# Exercise
Rewrite the lines of all the items below as one numbered list, leaving out the blank lines.

....................

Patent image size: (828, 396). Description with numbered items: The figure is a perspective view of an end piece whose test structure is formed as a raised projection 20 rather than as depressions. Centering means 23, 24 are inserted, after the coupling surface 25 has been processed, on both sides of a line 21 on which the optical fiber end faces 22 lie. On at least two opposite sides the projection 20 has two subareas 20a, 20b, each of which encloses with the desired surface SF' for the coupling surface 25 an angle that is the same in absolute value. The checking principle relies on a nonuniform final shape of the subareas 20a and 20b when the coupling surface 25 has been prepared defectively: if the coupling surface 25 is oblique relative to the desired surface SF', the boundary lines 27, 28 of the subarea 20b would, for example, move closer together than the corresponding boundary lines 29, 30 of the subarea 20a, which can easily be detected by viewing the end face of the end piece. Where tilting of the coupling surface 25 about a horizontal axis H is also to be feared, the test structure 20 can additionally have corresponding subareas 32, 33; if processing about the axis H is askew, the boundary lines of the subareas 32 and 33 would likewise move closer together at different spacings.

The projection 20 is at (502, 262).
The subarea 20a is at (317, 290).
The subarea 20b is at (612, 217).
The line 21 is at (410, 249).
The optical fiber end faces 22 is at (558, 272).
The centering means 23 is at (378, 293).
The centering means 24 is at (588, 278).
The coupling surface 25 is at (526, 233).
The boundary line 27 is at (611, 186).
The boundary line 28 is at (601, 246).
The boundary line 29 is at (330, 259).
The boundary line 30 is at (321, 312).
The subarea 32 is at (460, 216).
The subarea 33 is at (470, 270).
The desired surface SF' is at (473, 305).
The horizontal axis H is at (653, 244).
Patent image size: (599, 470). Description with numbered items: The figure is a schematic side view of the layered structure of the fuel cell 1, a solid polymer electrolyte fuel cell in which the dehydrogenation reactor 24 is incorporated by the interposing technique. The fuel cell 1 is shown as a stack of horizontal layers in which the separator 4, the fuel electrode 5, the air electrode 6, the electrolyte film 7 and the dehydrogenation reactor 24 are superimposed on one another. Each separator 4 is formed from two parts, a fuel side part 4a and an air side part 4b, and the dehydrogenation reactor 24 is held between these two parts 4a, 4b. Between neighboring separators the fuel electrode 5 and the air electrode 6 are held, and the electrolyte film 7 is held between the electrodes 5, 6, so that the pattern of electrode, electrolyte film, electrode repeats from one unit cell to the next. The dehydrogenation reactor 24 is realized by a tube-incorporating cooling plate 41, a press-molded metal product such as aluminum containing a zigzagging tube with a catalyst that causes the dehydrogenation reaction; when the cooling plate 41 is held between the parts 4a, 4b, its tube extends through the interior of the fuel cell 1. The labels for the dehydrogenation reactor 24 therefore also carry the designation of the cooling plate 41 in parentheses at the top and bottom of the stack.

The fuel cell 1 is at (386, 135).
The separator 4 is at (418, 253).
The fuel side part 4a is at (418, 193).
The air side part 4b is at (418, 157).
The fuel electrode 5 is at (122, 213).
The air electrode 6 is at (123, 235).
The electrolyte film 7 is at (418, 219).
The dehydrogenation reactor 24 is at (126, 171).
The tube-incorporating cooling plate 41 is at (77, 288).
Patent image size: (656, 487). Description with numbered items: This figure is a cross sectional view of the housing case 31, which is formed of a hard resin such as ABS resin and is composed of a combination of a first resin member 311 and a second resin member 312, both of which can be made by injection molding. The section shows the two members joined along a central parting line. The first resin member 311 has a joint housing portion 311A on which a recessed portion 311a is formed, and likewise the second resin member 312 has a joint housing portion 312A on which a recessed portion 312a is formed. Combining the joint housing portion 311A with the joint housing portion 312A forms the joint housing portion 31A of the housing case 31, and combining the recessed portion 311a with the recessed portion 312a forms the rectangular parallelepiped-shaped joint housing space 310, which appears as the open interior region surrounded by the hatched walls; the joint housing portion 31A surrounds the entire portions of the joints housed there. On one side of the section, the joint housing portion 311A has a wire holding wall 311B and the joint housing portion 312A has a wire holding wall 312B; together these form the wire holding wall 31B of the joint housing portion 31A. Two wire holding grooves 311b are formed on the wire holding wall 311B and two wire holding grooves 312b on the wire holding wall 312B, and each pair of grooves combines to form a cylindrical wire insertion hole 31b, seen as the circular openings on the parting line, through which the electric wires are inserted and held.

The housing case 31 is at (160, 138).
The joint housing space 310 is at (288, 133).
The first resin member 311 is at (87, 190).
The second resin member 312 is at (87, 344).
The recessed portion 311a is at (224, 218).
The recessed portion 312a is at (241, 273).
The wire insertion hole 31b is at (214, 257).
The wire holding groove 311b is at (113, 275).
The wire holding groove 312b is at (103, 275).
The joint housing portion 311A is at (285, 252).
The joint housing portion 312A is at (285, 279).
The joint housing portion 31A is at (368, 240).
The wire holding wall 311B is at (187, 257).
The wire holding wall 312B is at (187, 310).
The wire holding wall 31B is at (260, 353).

....................

# Reply
1. Patent image size: (828, 396). Description with numbered items: The figure is a perspective view of an end piece whose test structure is formed as a raised projection 20 rather than as depressions. Centering means 23, 24 are inserted, after the coupling surface 25 has been processed, on both sides of a line 21 on which the optical fiber end faces 22 lie. On at least two opposite sides the projection 20 has two subareas 20a, 20b, each of which encloses with the desired surface SF' for the coupling surface 25 an angle that is the same in absolute value. The checking principle relies on a nonuniform final shape of the subareas 20a and 20b when the coupling surface 25 has been prepared defectively: if the coupling surface 25 is oblique relative to the desired surface SF', the boundary lines 27, 28 of the subarea 20b would, for example, move closer together than the corresponding boundary lines 29, 30 of the subarea 20a, which can easily be detected by viewing the end face of the end piece. Where tilting of the coupling surface 25 about a horizontal axis H is also to be feared, the test structure 20 can additionally have corresponding subareas 32, 33; if processing about the axis H is askew, the boundary lines of the subareas 32 and 33 would likewise move closer together at different spacings.
2. The projection 20 is at (502, 262).
3. The subarea 20a is at (317, 290).
4. The subarea 20b is at (612, 217).
5. The line 21 is at (410, 249).
6. The optical fiber end faces 22 is at (558, 272).
7. The centering means 23 is at (378, 293).
8. The centering means 24 is at (588, 278).
9. The coupling surface 25 is at (526, 233).
10. The boundary line 27 is at (611, 186).
11. The boundary line 28 is at (601, 246).
12. The boundary line 29 is at (330, 259).
13. The boundary line 30 is at (321, 312).
14. The subarea 32 is at (460, 216).
15. The subarea 33 is at (470, 270).
16. The desired surface SF' is at (473, 305).
17. The horizontal axis H is at (653, 244).
18. Patent image size: (599, 470). Description with numbered items: The figure is a schematic side view of the layered structure of the fuel cell 1, a solid polymer electrolyte fuel cell in which the dehydrogenation reactor 24 is incorporated by the interposing technique. The fuel cell 1 is shown as a stack of horizontal layers in which the separator 4, the fuel electrode 5, the air electrode 6, the electrolyte film 7 and the dehydrogenation reactor 24 are superimposed on one another. Each separator 4 is formed from two parts, a fuel side part 4a and an air side part 4b, and the dehydrogenation reactor 24 is held between these two parts 4a, 4b. Between neighboring separators the fuel electrode 5 and the air electrode 6 are held, and the electrolyte film 7 is held between the electrodes 5, 6, so that the pattern of electrode, electrolyte film, electrode repeats from one unit cell to the next. The dehydrogenation reactor 24 is realized by a tube-incorporating cooling plate 41, a press-molded metal product such as aluminum containing a zigzagging tube with a catalyst that causes the dehydrogenation reaction; when the cooling plate 41 is held between the parts 4a, 4b, its tube extends through the interior of the fuel cell 1. The labels for the dehydrogenation reactor 24 therefore also carry the designation of the cooling plate 41 in parentheses at the top and bottom of the stack.
19. The fuel cell 1 is at (386, 135).
20. The separator 4 is at (418, 253).
21. The fuel side part 4a is at (418, 193).
22. The air side part 4b is at (418, 157).
23. The fuel electrode 5 is at (122, 213).
24. The air electrode 6 is at (123, 235).
25. The electrolyte film 7 is at (418, 219).
26. The dehydrogenation reactor 24 is at (126, 171).
27. The tube-incorporating cooling plate 41 is at (77, 288).
28. Patent image size: (656, 487). Description with numbered items: This figure is a cross sectional view of the housing case 31, which is formed of a hard resin such as ABS resin and is composed of a combination of a first resin member 311 and a second resin member 312, both of which can be made by injection molding. The section shows the two members joined along a central parting line. The first resin member 311 has a joint housing portion 311A on which a recessed portion 311a is formed, and likewise the second resin member 312 has a joint housing portion 312A on which a recessed portion 312a is formed. Combining the joint housing portion 311A with the joint housing portion 312A forms the joint housing portion 31A of the housing case 31, and combining the recessed portion 311a with the recessed portion 312a forms the rectangular parallelepiped-shaped joint housing space 310, which appears as the open interior region surrounded by the hatched walls; the joint housing portion 31A surrounds the entire portions of the joints housed there. On one side of the section, the joint housing portion 311A has a wire holding wall 311B and the joint housing portion 312A has a wire holding wall 312B; together these form the wire holding wall 31B of the joint housing portion 31A. Two wire holding grooves 311b are formed on the wire holding wall 311B and two wire holding grooves 312b on the wire holding wall 312B, and each pair of grooves combines to form a cylindrical wire insertion hole 31b, seen as the circular openings on the parting line, through which the electric wires are inserted and held.
29. The housing case 31 is at (160, 138).
30. The joint housing space 310 is at (288, 133).
31. The first resin member 311 is at (87, 190).
32. The second resin member 312 is at (87, 344).
33. The recessed portion 311a is at (224, 218).
34. The recessed portion 312a is at (241, 273).
35. The wire insertion hole 31b is at (214, 257).
36. The wire holding groove 311b is at (113, 275).
37. The wire holding groove 312b is at (103, 275).
38. The joint housing portion 311A is at (285, 252).
39. The joint housing portion 312A is at (285, 279).
40. The joint housing portion 31A is at (368, 240).
41. The wire holding wall 311B is at (187, 257).
42. The wire holding wall 312B is at (187, 310).
43. The wire holding wall 31B is at (260, 353).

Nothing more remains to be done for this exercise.